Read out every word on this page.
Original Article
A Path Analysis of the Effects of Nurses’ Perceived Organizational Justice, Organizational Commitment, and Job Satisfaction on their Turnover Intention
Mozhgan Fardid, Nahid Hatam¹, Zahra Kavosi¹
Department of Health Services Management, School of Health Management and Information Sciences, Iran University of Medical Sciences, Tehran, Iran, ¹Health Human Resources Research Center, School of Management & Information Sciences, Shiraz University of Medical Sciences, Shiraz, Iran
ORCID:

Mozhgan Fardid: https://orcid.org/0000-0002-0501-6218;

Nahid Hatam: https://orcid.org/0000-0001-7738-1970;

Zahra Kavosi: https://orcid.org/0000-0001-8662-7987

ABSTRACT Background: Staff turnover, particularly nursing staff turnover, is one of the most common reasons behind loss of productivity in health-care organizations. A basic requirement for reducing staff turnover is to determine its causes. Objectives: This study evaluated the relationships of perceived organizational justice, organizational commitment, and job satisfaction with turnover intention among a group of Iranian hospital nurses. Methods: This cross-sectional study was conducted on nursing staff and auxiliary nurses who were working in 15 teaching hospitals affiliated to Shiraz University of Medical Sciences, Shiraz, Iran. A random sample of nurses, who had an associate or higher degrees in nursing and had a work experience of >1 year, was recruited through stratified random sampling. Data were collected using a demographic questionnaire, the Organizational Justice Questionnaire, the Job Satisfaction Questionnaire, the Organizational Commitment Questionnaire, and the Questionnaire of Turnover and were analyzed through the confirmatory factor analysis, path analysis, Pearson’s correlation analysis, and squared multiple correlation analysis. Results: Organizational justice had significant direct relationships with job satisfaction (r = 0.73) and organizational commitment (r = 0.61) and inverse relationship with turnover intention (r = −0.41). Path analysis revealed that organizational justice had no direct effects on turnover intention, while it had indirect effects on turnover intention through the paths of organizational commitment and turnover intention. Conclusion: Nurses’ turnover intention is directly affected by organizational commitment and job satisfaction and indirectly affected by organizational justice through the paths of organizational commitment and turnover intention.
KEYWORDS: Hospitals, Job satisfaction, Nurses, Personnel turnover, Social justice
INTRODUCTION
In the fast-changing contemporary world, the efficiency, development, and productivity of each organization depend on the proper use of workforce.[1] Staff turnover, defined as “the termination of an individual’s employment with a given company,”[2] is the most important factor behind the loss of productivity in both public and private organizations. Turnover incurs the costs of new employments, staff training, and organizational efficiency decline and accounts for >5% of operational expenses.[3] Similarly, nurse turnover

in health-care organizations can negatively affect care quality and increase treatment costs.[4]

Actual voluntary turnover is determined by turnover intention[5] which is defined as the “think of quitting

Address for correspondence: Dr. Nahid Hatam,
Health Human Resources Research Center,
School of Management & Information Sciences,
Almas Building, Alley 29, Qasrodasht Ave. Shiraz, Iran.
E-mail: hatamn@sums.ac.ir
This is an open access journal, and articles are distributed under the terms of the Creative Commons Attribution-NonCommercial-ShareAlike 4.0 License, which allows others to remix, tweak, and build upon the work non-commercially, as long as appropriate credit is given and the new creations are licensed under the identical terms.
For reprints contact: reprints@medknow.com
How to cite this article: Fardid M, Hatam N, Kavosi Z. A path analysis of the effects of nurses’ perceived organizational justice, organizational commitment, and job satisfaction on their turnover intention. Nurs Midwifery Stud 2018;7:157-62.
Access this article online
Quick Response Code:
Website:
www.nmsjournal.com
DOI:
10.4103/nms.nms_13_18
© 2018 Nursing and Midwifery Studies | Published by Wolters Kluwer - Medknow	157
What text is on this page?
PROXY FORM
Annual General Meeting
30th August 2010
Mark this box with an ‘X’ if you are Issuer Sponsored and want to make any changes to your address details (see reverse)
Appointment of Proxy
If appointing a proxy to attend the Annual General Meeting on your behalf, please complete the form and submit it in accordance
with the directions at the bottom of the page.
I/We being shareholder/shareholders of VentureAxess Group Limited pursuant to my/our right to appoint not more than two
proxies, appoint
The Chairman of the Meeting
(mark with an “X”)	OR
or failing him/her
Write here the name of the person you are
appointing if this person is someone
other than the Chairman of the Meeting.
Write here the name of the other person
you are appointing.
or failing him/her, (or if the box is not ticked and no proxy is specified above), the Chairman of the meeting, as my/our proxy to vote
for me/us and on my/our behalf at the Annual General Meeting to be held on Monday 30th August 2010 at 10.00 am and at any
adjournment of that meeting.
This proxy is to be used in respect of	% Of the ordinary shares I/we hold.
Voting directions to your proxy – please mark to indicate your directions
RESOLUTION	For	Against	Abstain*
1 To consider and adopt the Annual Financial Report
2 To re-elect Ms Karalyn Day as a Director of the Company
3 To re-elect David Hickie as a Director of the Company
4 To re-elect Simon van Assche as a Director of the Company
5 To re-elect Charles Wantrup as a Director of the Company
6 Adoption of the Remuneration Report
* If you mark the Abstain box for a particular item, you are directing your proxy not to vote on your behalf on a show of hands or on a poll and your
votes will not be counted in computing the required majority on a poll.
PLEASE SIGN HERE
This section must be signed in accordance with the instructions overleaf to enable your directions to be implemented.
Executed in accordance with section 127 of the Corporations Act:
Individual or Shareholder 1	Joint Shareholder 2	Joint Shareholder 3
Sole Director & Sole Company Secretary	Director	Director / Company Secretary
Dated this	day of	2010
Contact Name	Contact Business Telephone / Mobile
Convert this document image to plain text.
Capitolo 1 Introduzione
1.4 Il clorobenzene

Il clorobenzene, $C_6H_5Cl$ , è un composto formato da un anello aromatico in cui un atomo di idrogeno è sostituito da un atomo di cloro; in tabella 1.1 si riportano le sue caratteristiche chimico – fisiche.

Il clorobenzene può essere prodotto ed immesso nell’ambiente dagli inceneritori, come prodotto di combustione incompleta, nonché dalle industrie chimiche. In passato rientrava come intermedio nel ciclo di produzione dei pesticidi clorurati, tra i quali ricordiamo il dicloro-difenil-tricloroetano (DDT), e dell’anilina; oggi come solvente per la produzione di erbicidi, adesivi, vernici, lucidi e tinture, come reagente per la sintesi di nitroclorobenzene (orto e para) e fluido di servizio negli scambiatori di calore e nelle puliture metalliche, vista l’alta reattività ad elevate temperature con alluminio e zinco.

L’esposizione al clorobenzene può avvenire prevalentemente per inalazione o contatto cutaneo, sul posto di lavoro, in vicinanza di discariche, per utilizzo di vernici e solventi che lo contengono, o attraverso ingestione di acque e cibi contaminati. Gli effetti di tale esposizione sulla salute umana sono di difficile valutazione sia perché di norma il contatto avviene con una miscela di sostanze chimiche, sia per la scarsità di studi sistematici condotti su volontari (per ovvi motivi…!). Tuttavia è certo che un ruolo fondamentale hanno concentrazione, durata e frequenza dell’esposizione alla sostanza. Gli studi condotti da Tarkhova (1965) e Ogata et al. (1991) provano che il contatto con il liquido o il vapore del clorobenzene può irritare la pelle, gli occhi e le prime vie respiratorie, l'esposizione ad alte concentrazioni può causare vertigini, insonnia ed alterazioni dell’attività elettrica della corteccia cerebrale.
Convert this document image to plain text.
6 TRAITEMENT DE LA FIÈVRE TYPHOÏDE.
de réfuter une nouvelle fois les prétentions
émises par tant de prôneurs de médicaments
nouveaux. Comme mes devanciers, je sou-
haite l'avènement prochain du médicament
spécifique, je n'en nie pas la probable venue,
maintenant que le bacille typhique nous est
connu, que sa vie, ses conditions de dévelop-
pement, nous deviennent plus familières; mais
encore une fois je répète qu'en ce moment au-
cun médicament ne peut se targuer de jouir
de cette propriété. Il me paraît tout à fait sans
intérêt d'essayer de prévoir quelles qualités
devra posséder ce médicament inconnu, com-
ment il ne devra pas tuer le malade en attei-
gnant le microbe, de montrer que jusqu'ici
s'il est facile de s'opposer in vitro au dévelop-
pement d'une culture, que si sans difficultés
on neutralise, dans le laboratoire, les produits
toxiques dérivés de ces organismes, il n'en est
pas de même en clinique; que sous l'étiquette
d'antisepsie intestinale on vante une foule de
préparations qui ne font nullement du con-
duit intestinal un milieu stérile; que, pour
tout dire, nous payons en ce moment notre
........
Where a line above holds the string "Midwifery", show that line.

Solution for this task ::
How to cite this article: Fardid M, Hatam N, Kavosi Z. A path analysis of the effects of nurses’ perceived organizational justice, organizational commitment, and job satisfaction on their turnover intention. Nurs Midwifery Stud 2018;7:157-62.
© 2018 Nursing and Midwifery Studies | Published by Wolters Kluwer - Medknow	157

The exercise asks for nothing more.